====== Text block ======
Isabelle, a not-so-fictional character based not so loosely on Thompson herself, is languishing in Bondi, ‘lost in that Down Under continent where she had tumbled in perpetual exile.’ At first Isabelle wants to dismiss the letter as fan mail. After all, she is used to admirers. Isabelle, like Victoria Thompson herself, is a former model, actress and a great beauty. She is basking in the success of her bestseller Losing Alexandria. This is one of many self-reflexive moments that suggest there is more to this so-called novel than meets the eye, a tantalising truth beating at the edges of the book like a bird trapped in a kitchen -literally dying to get out.
Isabelle — a fan of Chopin, Byron, and the poet Cavafy — is seduced by the admirer’s melancholy: ‘We may never meet, but I wish we had.’ She answers his letter, and in doing so seals her fate. A passionate long-distance love blossoms between the mysterious Olivier and the damaged Isabelle with unforeseen consequences for both.
Olivier reads and rereads Isabelle’s book and in it finds a link to a kindred spirit and also to his own past: the imprisonment and tragic death of his Zionist mother, and to Alexandria itself – troubled city of dark alleys and unsavoury secrets. On the other side of the globe, Isabelle, sequestered in an unhappy marriage, falls for a mind as keen, and a soul as keening as her own.
Thompson has the chops to keep this story from softening into the sentimental mush suggested by its premise. Apart from the occasional lapse into meandering if informative riffs on animal rights or the evils of modern medicine, City of Longing is rigorously researched and teasingly paced. Its gratification is strategically delayed as to seem almost hallucinatory. But reader beware. This is no dream. In spite of the bewitching detours along the way — E. M Forster’s infatuation with the inimitable Cavafy, Lawrence Durrell’s tragic and destructive relationship with his daughter, Mary Shelley’s lovelorn creation, and above all Antony and Cleopatra — reality bites hard.
Question arise. For a start, there are practical considerations – will Olivier and Isabelle ever meet, and how? But there are also questions of identity. Who, after all is Olivier Valeur? He becomes secretive, telling her that there are some things that can only be told face to face. She is shocked to discover that he is rich, very rich. He makes arrangements, books the Concorde and rooms at The Four Seasons. He promises to take her back to Alexandria. In a remarkable passage, he dreams aloud: “Think about it, what fun we could have … I will take you to Delice and Atheneos and to the Cecil Hotel where the ghosts of Justine, Mountolive, Clea and that rascal Durrell must lurk. We will walk through the streets of Alexandria and say, this is where Cleopatra built her temple to her lover, and here Alexander is supposed to have been buried. Over there is where Cavafy brought his Greek boys to the shabby cheap room he kept in the old house above a taverna. I’ll take you to the soukh and we’ll become wildly intoxicated with the perfume of spicy cinnamon, clove, myrrh, frankincense, jonquil and jasmine. Then we will drive to the desert and keep on driving until we vanish into a mirage.”
======
Activity A
Rewrite the paragraph of the review of City of Longing that begins "Olivier reads and rereads" in two sentences, keeping its main facts.
Activity B
According to the review of City of Longing, what is the title of Isabelle's bestseller?
Activity C
Carry on the review of City of Longing from the point where it stops.
====== Record set ======
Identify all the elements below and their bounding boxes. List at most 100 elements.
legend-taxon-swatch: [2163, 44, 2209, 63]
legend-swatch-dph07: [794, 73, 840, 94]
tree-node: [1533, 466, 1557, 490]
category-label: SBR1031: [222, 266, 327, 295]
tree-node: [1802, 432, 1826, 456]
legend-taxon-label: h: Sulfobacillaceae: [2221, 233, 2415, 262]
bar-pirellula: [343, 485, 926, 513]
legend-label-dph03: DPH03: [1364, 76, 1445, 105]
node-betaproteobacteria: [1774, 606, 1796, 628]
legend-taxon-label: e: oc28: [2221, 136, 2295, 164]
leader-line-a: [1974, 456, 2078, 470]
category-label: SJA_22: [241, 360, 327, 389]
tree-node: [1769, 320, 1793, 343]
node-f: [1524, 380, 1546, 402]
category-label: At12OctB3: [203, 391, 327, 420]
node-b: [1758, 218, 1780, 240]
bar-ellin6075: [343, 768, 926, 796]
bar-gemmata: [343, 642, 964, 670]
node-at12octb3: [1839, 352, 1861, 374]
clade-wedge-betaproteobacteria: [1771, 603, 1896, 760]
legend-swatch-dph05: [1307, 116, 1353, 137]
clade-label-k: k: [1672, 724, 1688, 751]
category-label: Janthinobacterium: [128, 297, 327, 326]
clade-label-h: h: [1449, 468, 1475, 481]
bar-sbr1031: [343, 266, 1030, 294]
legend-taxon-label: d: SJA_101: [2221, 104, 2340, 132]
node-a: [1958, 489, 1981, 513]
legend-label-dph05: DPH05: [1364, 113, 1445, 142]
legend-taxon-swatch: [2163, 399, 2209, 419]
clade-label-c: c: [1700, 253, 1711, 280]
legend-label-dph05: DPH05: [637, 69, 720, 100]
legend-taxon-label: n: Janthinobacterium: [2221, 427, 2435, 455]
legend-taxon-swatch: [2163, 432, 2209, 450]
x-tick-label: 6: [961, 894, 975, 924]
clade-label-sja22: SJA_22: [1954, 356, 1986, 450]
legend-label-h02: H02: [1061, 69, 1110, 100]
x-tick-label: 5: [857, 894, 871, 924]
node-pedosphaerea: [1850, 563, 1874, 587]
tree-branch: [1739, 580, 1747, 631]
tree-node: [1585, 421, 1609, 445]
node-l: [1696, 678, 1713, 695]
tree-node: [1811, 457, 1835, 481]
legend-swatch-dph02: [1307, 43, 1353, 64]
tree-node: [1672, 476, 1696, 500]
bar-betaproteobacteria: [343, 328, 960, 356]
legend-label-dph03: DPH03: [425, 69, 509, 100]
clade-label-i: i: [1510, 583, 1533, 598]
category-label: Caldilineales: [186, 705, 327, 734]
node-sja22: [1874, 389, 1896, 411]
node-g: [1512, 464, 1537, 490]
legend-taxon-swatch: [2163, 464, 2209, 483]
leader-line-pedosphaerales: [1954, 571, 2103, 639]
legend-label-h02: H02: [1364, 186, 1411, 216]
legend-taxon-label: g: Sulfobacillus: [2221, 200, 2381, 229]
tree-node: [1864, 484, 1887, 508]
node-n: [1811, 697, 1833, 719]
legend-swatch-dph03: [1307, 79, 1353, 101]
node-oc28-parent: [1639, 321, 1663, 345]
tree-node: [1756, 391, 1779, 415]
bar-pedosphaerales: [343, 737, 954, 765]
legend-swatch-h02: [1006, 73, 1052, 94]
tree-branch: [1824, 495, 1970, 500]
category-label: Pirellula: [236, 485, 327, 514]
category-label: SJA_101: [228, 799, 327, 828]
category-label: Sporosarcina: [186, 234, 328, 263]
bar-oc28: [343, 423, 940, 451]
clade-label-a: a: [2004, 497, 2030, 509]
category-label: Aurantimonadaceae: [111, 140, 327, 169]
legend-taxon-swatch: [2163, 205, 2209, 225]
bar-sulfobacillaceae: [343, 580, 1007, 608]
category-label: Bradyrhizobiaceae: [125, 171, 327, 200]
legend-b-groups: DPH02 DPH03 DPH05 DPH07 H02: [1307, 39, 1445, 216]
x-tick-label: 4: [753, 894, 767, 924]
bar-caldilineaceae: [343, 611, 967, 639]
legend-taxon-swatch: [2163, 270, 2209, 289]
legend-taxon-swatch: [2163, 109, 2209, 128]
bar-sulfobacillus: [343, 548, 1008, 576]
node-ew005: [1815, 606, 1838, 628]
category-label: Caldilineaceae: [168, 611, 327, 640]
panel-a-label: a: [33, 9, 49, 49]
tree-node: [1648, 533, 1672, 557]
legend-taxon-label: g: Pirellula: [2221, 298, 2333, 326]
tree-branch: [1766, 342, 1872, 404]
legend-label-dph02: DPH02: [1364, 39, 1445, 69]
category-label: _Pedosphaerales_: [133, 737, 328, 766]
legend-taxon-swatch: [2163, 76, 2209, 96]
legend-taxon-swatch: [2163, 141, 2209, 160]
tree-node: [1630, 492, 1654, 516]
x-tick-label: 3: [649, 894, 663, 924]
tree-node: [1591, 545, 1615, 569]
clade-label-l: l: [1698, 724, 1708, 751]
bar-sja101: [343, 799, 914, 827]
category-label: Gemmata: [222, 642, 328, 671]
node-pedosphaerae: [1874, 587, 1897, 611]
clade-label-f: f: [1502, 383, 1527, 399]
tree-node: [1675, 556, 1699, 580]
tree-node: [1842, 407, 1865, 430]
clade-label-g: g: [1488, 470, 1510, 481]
======
Answer box A
Olivier reads Isabelle's book again and again and finds in it a kindred spirit and a link to his own past: his Zionist mother's imprisonment and tragic death, and Alexandria, a troubled city of dark alleys and unsavory secrets. On the other side of the globe, Isabelle, sequestered in an unhappy marriage, falls for a mind as keen and a soul as keening as her own.

Answer box B
Losing Alexandria.

Answer box C
The melancholy, mysterious lover Olivier — dreaming his dreams and chasing mirages — is typical of the modern exile. One notable absence from Thompson’s lonely hearts’ club is the late scholar Edward Said, whose reflections on exile and Diaspora have brought this ageless plight into the modern context. According to Said, the contemporary exile suffers a loss, not only of place, but also of faith in being able to make a new world to rule out of the ruins of the old. To compensate, he or she creates a realm that more closely resembles fiction than reality (the so-called New World a case in point). Such is it with the lovers in City of Longing whose New Worlds are separated by oceans – his world of the rich and famous in London, hers of activism and reform ‘Down Under’.
Still other questions arise. If Isabelle is real, or based on Thompson herself, what does that make Olivier? Is he a fantasy brought to life by her own desires, a ‘Dear Reader’ stitched together, like Frankenstein’s creature, by the intensity of solitude and longing? One suspects that there is more to it than that. Thompson plants tantalising clues. Olivier has two grown children – an emerging writer and a well-known artist. He is a great philanthropist, a brilliant scholar. One wonders what kind of book this would have been had Thompson decided, as she did in Losing Alexandria, to name names. After all, the chapters in the latter dealing with her brother-in-law, Jack Thompson, as well as Patrick White are riveting, and one gets the impression that City of Longing has similar dirt to dish.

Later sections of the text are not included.